/---

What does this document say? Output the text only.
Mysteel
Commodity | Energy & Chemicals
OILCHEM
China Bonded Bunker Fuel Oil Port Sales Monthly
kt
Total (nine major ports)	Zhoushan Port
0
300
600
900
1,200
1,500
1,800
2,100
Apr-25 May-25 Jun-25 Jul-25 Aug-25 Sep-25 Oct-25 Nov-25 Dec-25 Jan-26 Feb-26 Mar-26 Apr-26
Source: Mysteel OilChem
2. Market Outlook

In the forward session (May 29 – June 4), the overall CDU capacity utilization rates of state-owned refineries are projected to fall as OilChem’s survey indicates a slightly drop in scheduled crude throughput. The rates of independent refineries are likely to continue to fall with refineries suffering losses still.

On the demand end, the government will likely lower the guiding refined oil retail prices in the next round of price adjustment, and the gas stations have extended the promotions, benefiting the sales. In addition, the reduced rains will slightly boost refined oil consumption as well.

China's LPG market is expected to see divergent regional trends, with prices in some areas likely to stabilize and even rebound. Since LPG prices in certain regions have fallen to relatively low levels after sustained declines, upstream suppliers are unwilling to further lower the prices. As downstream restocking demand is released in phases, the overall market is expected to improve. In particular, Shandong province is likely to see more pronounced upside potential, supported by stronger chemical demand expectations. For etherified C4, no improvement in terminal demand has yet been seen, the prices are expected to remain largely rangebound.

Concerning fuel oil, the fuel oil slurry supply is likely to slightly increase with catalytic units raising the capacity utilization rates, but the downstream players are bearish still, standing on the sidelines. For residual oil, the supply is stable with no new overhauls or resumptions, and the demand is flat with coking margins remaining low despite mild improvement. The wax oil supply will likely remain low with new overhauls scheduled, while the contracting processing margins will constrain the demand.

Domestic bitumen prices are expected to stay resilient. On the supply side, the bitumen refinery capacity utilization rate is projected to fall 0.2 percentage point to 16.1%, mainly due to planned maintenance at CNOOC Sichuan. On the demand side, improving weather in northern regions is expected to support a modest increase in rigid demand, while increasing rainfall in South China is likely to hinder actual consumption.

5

\---

Brief: Once more, set down the full listing, verbatim.

In response:
What does this document say? Output the text only.
Mysteel
Commodity | Energy & Chemicals
OILCHEM
China Bonded Bunker Fuel Oil Port Sales Monthly
kt
Total (nine major ports)	Zhoushan Port
0
300
600
900
1,200
1,500
1,800
2,100
Apr-25 May-25 Jun-25 Jul-25 Aug-25 Sep-25 Oct-25 Nov-25 Dec-25 Jan-26 Feb-26 Mar-26 Apr-26
Source: Mysteel OilChem
2. Market Outlook

In the forward session (May 29 – June 4), the overall CDU capacity utilization rates of state-owned refineries are projected to fall as OilChem’s survey indicates a slightly drop in scheduled crude throughput. The rates of independent refineries are likely to continue to fall with refineries suffering losses still.

On the demand end, the government will likely lower the guiding refined oil retail prices in the next round of price adjustment, and the gas stations have extended the promotions, benefiting the sales. In addition, the reduced rains will slightly boost refined oil consumption as well.

China's LPG market is expected to see divergent regional trends, with prices in some areas likely to stabilize and even rebound. Since LPG prices in certain regions have fallen to relatively low levels after sustained declines, upstream suppliers are unwilling to further lower the prices. As downstream restocking demand is released in phases, the overall market is expected to improve. In particular, Shandong province is likely to see more pronounced upside potential, supported by stronger chemical demand expectations. For etherified C4, no improvement in terminal demand has yet been seen, the prices are expected to remain largely rangebound.

Concerning fuel oil, the fuel oil slurry supply is likely to slightly increase with catalytic units raising the capacity utilization rates, but the downstream players are bearish still, standing on the sidelines. For residual oil, the supply is stable with no new overhauls or resumptions, and the demand is flat with coking margins remaining low despite mild improvement. The wax oil supply will likely remain low with new overhauls scheduled, while the contracting processing margins will constrain the demand.

Domestic bitumen prices are expected to stay resilient. On the supply side, the bitumen refinery capacity utilization rate is projected to fall 0.2 percentage point to 16.1%, mainly due to planned maintenance at CNOOC Sichuan. On the demand side, improving weather in northern regions is expected to support a modest increase in rigid demand, while increasing rainfall in South China is likely to hinder actual consumption.

5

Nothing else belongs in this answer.